Set exercise
Reproduce each line exactly, including spacing and punctuation.

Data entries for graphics
----------

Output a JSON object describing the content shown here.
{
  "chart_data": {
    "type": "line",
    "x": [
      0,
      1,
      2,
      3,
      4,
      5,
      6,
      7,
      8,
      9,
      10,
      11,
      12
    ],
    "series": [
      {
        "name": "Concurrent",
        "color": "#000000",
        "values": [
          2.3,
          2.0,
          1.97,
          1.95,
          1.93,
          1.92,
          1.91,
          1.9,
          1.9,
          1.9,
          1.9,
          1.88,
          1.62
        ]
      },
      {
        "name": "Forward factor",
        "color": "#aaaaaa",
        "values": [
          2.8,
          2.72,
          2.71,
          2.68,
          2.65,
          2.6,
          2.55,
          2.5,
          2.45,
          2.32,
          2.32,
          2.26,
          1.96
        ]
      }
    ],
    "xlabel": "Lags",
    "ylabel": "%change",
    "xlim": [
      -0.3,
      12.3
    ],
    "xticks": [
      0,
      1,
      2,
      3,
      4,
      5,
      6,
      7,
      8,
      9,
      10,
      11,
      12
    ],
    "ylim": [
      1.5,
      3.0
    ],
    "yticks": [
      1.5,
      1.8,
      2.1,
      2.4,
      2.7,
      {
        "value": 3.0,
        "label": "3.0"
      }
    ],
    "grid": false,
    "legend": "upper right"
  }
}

----------

Task output
Output a JSON object describing the content shown here.
{
  "chart_data": {
    "type": "line",
    "x": [
      0,
      1,
      2,
      3,
      4,
      5,
      6,
      7,
      8,
      9,
      10,
      11,
      12
    ],
    "series": [
      {
        "name": "Concurrent",
        "color": "#000000",
        "values": [
          2.3,
          2.0,
          1.97,
          1.95,
          1.93,
          1.92,
          1.91,
          1.9,
          1.9,
          1.9,
          1.9,
          1.88,
          1.62
        ]
      },
      {
        "name": "Forward factor",
        "color": "#aaaaaa",
        "values": [
          2.8,
          2.72,
          2.71,
          2.68,
          2.65,
          2.6,
          2.55,
          2.5,
          2.45,
          2.32,
          2.32,
          2.26,
          1.96
        ]
      }
    ],
    "xlabel": "Lags",
    "ylabel": "%change",
    "xlim": [
      -0.3,
      12.3
    ],
    "xticks": [
      0,
      1,
      2,
      3,
      4,
      5,
      6,
      7,
      8,
      9,
      10,
      11,
      12
    ],
    "ylim": [
      1.5,
      3.0
    ],
    "yticks": [
      1.5,
      1.8,
      2.1,
      2.4,
      2.7,
      {
        "value": 3.0,
        "label": "3.0"
      }
    ],
    "grid": false,
    "legend": "upper right"
  }
}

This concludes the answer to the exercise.